> **Figure dataset records**

--

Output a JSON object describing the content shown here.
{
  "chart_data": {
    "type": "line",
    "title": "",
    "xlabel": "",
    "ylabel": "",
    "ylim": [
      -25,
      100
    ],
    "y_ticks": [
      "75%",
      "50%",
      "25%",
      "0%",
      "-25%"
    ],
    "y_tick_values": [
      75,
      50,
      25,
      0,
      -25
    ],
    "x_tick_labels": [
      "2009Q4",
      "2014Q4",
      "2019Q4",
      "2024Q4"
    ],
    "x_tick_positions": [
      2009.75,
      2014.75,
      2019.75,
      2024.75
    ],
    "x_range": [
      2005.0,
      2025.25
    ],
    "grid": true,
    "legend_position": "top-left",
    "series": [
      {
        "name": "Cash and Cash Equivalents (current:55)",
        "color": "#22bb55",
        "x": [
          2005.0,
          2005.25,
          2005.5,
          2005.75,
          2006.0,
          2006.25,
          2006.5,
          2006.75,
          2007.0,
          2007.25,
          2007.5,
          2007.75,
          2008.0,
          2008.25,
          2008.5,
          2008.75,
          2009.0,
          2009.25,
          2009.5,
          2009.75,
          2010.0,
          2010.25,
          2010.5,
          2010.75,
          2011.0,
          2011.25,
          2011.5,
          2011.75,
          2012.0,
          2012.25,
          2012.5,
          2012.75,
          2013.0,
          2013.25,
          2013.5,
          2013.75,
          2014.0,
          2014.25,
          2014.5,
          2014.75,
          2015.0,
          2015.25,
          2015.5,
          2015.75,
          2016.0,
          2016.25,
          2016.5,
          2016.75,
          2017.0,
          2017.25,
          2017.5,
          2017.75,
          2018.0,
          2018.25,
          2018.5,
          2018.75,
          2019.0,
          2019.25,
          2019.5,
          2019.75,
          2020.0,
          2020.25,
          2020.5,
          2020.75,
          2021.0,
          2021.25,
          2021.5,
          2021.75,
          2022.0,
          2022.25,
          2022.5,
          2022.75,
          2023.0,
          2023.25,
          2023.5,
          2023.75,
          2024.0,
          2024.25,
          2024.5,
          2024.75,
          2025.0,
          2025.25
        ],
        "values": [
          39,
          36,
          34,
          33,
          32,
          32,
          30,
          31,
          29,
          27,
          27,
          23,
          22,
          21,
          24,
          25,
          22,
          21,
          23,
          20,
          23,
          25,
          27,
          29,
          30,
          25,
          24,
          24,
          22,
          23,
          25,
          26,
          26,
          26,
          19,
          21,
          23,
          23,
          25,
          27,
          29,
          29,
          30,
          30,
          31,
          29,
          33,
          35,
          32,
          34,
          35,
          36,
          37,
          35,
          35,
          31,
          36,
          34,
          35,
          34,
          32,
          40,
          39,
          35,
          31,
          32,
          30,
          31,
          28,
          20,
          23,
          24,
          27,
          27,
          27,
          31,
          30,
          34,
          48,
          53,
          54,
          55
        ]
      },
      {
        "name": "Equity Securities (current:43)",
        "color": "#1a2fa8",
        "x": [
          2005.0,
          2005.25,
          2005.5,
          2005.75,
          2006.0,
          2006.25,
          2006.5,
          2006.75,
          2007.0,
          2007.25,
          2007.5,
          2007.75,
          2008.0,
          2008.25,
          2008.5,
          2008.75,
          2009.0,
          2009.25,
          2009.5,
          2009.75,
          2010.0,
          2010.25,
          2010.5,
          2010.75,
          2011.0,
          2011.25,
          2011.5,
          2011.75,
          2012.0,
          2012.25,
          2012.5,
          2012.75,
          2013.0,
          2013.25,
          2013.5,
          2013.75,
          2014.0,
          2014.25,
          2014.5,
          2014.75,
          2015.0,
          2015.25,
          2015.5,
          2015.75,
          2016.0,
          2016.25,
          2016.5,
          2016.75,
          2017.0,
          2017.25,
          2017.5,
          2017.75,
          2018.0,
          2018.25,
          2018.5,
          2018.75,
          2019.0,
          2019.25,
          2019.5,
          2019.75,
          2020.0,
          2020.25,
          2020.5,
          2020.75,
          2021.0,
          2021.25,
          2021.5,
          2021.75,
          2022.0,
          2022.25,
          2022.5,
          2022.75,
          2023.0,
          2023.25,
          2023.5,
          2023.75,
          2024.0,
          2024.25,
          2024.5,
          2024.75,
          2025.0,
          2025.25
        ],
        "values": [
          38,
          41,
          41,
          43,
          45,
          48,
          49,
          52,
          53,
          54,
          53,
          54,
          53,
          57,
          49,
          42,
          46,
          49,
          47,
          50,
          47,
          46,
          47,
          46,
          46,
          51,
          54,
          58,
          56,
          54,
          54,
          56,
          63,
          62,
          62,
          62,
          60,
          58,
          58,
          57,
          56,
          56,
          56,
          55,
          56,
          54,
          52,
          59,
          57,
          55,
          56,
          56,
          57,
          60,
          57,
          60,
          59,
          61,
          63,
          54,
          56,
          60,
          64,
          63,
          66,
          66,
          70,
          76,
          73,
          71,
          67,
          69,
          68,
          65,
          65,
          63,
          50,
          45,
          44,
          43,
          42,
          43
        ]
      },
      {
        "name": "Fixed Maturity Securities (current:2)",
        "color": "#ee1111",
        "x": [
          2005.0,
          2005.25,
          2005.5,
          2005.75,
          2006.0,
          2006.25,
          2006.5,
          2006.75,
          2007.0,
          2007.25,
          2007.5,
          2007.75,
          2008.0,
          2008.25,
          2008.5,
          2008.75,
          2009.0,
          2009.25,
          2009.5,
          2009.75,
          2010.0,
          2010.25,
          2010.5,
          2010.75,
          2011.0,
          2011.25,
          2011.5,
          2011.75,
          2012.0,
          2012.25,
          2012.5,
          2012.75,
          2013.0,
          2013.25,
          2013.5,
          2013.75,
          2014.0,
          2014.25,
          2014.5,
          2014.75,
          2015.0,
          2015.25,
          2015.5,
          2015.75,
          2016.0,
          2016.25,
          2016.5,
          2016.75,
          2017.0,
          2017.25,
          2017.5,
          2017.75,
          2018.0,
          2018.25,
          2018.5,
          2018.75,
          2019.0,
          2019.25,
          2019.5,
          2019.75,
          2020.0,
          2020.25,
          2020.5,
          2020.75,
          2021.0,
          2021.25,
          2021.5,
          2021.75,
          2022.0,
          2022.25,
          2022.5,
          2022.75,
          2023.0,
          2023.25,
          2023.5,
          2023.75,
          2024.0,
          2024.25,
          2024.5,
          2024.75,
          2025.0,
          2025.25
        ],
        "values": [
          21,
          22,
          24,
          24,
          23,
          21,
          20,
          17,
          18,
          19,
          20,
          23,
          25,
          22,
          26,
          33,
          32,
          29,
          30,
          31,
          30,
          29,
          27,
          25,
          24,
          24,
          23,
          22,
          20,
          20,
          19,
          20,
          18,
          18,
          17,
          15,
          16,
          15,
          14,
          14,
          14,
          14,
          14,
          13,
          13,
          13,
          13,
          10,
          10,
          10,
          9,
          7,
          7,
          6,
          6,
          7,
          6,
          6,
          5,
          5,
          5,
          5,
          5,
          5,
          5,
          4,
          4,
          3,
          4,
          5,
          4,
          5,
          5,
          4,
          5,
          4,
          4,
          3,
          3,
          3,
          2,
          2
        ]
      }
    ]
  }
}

--

> **Exercise objective**
Take the lines above and print them exactly.

> **Final result**
Output a JSON object describing the content shown here.
{
  "chart_data": {
    "type": "line",
    "title": "",
    "xlabel": "",
    "ylabel": "",
    "ylim": [
      -25,
      100
    ],
    "y_ticks": [
      "75%",
      "50%",
      "25%",
      "0%",
      "-25%"
    ],
    "y_tick_values": [
      75,
      50,
      25,
      0,
      -25
    ],
    "x_tick_labels": [
      "2009Q4",
      "2014Q4",
      "2019Q4",
      "2024Q4"
    ],
    "x_tick_positions": [
      2009.75,
      2014.75,
      2019.75,
      2024.75
    ],
    "x_range": [
      2005.0,
      2025.25
    ],
    "grid": true,
    "legend_position": "top-left",
    "series": [
      {
        "name": "Cash and Cash Equivalents (current:55)",
        "color": "#22bb55",
        "x": [
          2005.0,
          2005.25,
          2005.5,
          2005.75,
          2006.0,
          2006.25,
          2006.5,
          2006.75,
          2007.0,
          2007.25,
          2007.5,
          2007.75,
          2008.0,
          2008.25,
          2008.5,
          2008.75,
          2009.0,
          2009.25,
          2009.5,
          2009.75,
          2010.0,
          2010.25,
          2010.5,
          2010.75,
          2011.0,
          2011.25,
          2011.5,
          2011.75,
          2012.0,
          2012.25,
          2012.5,
          2012.75,
          2013.0,
          2013.25,
          2013.5,
          2013.75,
          2014.0,
          2014.25,
          2014.5,
          2014.75,
          2015.0,
          2015.25,
          2015.5,
          2015.75,
          2016.0,
          2016.25,
          2016.5,
          2016.75,
          2017.0,
          2017.25,
          2017.5,
          2017.75,
          2018.0,
          2018.25,
          2018.5,
          2018.75,
          2019.0,
          2019.25,
          2019.5,
          2019.75,
          2020.0,
          2020.25,
          2020.5,
          2020.75,
          2021.0,
          2021.25,
          2021.5,
          2021.75,
          2022.0,
          2022.25,
          2022.5,
          2022.75,
          2023.0,
          2023.25,
          2023.5,
          2023.75,
          2024.0,
          2024.25,
          2024.5,
          2024.75,
          2025.0,
          2025.25
        ],
        "values": [
          39,
          36,
          34,
          33,
          32,
          32,
          30,
          31,
          29,
          27,
          27,
          23,
          22,
          21,
          24,
          25,
          22,
          21,
          23,
          20,
          23,
          25,
          27,
          29,
          30,
          25,
          24,
          24,
          22,
          23,
          25,
          26,
          26,
          26,
          19,
          21,
          23,
          23,
          25,
          27,
          29,
          29,
          30,
          30,
          31,
          29,
          33,
          35,
          32,
          34,
          35,
          36,
          37,
          35,
          35,
          31,
          36,
          34,
          35,
          34,
          32,
          40,
          39,
          35,
          31,
          32,
          30,
          31,
          28,
          20,
          23,
          24,
          27,
          27,
          27,
          31,
          30,
          34,
          48,
          53,
          54,
          55
        ]
      },
      {
        "name": "Equity Securities (current:43)",
        "color": "#1a2fa8",
        "x": [
          2005.0,
          2005.25,
          2005.5,
          2005.75,
          2006.0,
          2006.25,
          2006.5,
          2006.75,
          2007.0,
          2007.25,
          2007.5,
          2007.75,
          2008.0,
          2008.25,
          2008.5,
          2008.75,
          2009.0,
          2009.25,
          2009.5,
          2009.75,
          2010.0,
          2010.25,
          2010.5,
          2010.75,
          2011.0,
          2011.25,
          2011.5,
          2011.75,
          2012.0,
          2012.25,
          2012.5,
          2012.75,
          2013.0,
          2013.25,
          2013.5,
          2013.75,
          2014.0,
          2014.25,
          2014.5,
          2014.75,
          2015.0,
          2015.25,
          2015.5,
          2015.75,
          2016.0,
          2016.25,
          2016.5,
          2016.75,
          2017.0,
          2017.25,
          2017.5,
          2017.75,
          2018.0,
          2018.25,
          2018.5,
          2018.75,
          2019.0,
          2019.25,
          2019.5,
          2019.75,
          2020.0,
          2020.25,
          2020.5,
          2020.75,
          2021.0,
          2021.25,
          2021.5,
          2021.75,
          2022.0,
          2022.25,
          2022.5,
          2022.75,
          2023.0,
          2023.25,
          2023.5,
          2023.75,
          2024.0,
          2024.25,
          2024.5,
          2024.75,
          2025.0,
          2025.25
        ],
        "values": [
          38,
          41,
          41,
          43,
          45,
          48,
          49,
          52,
          53,
          54,
          53,
          54,
          53,
          57,
          49,
          42,
          46,
          49,
          47,
          50,
          47,
          46,
          47,
          46,
          46,
          51,
          54,
          58,
          56,
          54,
          54,
          56,
          63,
          62,
          62,
          62,
          60,
          58,
          58,
          57,
          56,
          56,
          56,
          55,
          56,
          54,
          52,
          59,
          57,
          55,
          56,
          56,
          57,
          60,
          57,
          60,
          59,
          61,
          63,
          54,
          56,
          60,
          64,
          63,
          66,
          66,
          70,
          76,
          73,
          71,
          67,
          69,
          68,
          65,
          65,
          63,
          50,
          45,
          44,
          43,
          42,
          43
        ]
      },
      {
        "name": "Fixed Maturity Securities (current:2)",
        "color": "#ee1111",
        "x": [
          2005.0,
          2005.25,
          2005.5,
          2005.75,
          2006.0,
          2006.25,
          2006.5,
          2006.75,
          2007.0,
          2007.25,
          2007.5,
          2007.75,
          2008.0,
          2008.25,
          2008.5,
          2008.75,
          2009.0,
          2009.25,
          2009.5,
          2009.75,
          2010.0,
          2010.25,
          2010.5,
          2010.75,
          2011.0,
          2011.25,
          2011.5,
          2011.75,
          2012.0,
          2012.25,
          2012.5,
          2012.75,
          2013.0,
          2013.25,
          2013.5,
          2013.75,
          2014.0,
          2014.25,
          2014.5,
          2014.75,
          2015.0,
          2015.25,
          2015.5,
          2015.75,
          2016.0,
          2016.25,
          2016.5,
          2016.75,
          2017.0,
          2017.25,
          2017.5,
          2017.75,
          2018.0,
          2018.25,
          2018.5,
          2018.75,
          2019.0,
          2019.25,
          2019.5,
          2019.75,
          2020.0,
          2020.25,
          2020.5,
          2020.75,
          2021.0,
          2021.25,
          2021.5,
          2021.75,
          2022.0,
          2022.25,
          2022.5,
          2022.75,
          2023.0,
          2023.25,
          2023.5,
          2023.75,
          2024.0,
          2024.25,
          2024.5,
          2024.75,
          2025.0,
          2025.25
        ],
        "values": [
          21,
          22,
          24,
          24,
          23,
          21,
          20,
          17,
          18,
          19,
          20,
          23,
          25,
          22,
          26,
          33,
          32,
          29,
          30,
          31,
          30,
          29,
          27,
          25,
          24,
          24,
          23,
          22,
          20,
          20,
          19,
          20,
          18,
          18,
          17,
          15,
          16,
          15,
          14,
          14,
          14,
          14,
          14,
          13,
          13,
          13,
          13,
          10,
          10,
          10,
          9,
          7,
          7,
          6,
          6,
          7,
          6,
          6,
          5,
          5,
          5,
          5,
          5,
          5,
          5,
          4,
          4,
          3,
          4,
          5,
          4,
          5,
          5,
          4,
          5,
          4,
          4,
          3,
          3,
          3,
          2,
          2
        ]
      }
    ]
  }
}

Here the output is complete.